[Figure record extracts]
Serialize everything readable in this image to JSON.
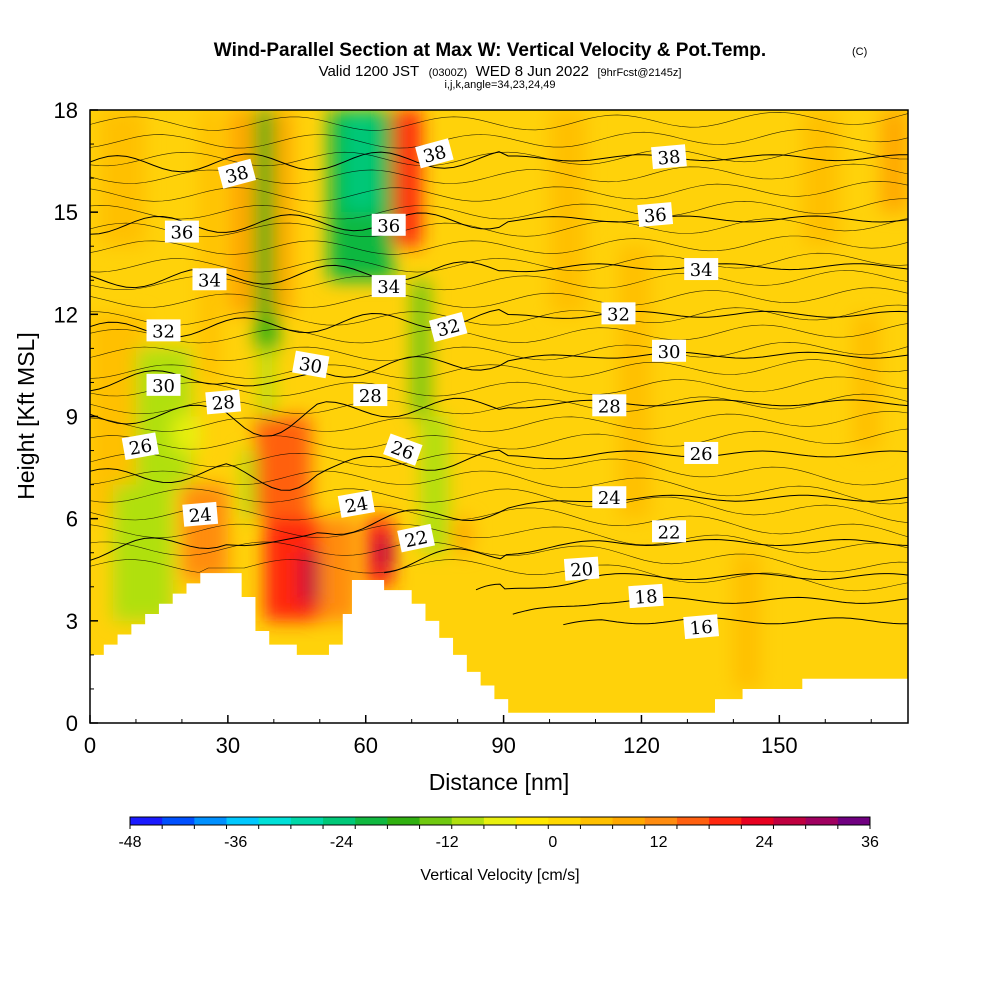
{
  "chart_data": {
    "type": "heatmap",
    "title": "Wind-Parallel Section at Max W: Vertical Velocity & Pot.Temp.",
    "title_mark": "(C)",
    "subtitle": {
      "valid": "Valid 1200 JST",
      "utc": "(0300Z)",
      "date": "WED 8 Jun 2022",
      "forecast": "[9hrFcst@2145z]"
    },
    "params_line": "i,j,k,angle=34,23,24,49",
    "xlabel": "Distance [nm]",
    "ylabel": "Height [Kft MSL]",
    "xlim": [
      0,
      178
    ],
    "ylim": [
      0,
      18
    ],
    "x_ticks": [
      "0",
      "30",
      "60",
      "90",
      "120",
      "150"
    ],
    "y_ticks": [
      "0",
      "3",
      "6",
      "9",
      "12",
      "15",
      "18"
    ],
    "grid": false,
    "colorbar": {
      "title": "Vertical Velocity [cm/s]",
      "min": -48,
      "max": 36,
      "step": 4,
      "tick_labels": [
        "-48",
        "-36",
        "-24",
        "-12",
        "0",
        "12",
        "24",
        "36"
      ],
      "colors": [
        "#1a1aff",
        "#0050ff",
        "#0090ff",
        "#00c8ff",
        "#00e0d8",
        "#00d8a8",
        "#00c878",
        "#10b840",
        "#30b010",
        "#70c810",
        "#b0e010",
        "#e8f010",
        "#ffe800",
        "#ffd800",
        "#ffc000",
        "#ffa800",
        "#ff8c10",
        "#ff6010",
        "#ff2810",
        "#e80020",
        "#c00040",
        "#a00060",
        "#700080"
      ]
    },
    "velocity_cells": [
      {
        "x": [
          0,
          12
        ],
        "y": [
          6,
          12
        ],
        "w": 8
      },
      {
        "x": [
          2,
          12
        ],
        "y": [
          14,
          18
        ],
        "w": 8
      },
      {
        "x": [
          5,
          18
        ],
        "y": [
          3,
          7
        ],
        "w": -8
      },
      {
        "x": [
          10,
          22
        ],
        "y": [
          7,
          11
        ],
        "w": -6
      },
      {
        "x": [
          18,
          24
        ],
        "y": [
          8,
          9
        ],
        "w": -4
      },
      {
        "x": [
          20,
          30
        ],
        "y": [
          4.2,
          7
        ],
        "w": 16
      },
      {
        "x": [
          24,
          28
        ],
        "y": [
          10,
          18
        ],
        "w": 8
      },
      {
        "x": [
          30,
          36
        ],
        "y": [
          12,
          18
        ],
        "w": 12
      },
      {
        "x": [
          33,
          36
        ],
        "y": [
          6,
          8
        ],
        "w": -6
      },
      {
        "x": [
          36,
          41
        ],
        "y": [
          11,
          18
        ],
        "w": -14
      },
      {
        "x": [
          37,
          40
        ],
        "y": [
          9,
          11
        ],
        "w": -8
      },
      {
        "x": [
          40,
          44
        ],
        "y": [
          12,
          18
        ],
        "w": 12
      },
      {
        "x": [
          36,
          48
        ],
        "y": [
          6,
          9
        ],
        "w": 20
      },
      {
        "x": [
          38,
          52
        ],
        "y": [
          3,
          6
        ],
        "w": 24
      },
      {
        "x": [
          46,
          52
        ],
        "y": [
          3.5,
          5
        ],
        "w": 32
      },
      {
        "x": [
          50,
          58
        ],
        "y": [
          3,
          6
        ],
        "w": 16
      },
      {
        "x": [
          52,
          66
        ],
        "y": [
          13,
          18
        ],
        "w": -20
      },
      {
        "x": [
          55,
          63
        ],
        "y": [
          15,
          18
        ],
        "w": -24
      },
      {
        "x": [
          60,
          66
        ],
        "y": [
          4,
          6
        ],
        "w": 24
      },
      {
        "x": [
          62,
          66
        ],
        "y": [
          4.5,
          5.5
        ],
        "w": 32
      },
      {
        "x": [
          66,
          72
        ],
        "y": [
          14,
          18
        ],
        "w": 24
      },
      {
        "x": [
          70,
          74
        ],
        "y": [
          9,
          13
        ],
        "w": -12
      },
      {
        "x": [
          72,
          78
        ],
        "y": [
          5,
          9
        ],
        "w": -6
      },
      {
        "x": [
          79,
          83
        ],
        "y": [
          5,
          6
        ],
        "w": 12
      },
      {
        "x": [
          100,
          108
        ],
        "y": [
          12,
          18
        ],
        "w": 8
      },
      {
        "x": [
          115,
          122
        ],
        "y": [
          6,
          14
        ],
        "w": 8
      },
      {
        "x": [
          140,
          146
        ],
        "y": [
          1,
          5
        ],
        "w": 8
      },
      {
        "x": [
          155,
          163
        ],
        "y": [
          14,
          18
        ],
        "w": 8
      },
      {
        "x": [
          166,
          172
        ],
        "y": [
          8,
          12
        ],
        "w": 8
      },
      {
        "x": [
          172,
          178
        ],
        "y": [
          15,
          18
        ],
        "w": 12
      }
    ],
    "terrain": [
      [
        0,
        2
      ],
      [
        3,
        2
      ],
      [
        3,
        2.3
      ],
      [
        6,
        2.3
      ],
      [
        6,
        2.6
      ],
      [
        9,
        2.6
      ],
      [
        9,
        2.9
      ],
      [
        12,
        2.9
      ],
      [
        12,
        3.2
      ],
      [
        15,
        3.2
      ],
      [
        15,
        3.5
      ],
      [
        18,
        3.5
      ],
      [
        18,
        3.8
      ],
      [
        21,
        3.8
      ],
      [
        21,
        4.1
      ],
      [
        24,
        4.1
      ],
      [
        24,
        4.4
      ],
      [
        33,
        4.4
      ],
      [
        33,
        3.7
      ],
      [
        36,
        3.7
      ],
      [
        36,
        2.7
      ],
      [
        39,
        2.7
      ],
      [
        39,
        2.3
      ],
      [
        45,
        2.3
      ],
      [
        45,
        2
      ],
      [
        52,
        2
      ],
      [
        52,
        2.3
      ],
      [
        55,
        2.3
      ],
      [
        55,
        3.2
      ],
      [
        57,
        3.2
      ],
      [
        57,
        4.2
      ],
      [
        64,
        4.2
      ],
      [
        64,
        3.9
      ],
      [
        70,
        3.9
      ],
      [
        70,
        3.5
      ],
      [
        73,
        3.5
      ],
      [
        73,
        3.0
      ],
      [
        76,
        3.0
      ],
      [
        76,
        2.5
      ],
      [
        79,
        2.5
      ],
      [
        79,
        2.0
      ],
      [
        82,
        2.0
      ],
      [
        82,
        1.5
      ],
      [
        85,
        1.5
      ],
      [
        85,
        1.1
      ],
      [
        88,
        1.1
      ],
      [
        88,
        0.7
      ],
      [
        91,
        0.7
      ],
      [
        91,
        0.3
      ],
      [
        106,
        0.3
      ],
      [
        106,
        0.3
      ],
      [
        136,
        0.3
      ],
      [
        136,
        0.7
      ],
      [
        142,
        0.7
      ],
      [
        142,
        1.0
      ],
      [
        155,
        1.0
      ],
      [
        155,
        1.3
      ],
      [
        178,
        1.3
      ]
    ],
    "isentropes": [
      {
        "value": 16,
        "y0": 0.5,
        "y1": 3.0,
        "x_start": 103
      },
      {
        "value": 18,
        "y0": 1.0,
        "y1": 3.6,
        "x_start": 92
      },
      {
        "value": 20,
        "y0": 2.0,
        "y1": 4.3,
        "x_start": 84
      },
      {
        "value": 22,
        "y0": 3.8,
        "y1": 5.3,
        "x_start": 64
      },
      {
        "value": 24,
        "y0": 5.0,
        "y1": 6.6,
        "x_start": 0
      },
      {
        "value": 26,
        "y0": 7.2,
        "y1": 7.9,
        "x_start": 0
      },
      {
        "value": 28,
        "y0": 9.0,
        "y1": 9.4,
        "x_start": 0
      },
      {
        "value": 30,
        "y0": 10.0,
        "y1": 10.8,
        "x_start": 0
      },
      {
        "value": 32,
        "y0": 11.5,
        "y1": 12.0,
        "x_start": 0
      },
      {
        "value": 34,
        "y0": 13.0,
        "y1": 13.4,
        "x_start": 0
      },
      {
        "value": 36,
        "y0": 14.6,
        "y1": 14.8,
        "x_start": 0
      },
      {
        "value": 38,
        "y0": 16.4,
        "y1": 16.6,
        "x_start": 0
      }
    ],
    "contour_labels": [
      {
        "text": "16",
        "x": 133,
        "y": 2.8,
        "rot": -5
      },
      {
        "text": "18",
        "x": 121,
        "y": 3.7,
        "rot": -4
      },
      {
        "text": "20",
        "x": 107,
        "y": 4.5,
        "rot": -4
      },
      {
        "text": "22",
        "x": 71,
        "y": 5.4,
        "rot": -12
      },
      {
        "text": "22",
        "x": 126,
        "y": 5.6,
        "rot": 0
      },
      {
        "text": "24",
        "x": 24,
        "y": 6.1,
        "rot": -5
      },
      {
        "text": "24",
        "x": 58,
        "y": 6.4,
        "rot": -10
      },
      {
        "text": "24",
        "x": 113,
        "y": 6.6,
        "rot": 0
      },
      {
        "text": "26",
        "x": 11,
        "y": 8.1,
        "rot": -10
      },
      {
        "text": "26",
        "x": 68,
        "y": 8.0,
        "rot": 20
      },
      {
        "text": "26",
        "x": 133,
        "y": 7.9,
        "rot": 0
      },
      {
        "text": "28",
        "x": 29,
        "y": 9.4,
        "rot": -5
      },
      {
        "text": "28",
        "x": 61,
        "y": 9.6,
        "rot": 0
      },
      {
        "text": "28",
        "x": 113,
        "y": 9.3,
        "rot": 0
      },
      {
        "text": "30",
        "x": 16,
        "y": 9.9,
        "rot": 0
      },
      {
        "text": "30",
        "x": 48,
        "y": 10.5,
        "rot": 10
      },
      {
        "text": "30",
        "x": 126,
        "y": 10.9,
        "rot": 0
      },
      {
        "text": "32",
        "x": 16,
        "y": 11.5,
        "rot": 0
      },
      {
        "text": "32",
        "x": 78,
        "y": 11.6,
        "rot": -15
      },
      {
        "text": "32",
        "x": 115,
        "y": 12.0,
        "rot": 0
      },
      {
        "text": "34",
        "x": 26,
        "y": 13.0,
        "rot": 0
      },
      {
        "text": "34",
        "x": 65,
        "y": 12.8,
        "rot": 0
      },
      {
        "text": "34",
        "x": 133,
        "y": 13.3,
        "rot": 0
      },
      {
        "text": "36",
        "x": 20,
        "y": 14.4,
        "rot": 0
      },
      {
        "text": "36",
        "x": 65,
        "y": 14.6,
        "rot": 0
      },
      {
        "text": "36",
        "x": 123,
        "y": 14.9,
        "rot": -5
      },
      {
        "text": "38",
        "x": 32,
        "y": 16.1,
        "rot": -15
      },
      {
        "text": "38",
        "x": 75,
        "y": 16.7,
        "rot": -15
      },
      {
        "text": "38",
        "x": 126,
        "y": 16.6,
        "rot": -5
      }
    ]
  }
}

> _Task description_
Extract every line above containing the word "Vertical".

> _Exercise solution_
    "title": "Wind-Parallel Section at Max W: Vertical Velocity & Pot.Temp.",
      "title": "Vertical Velocity [cm/s]",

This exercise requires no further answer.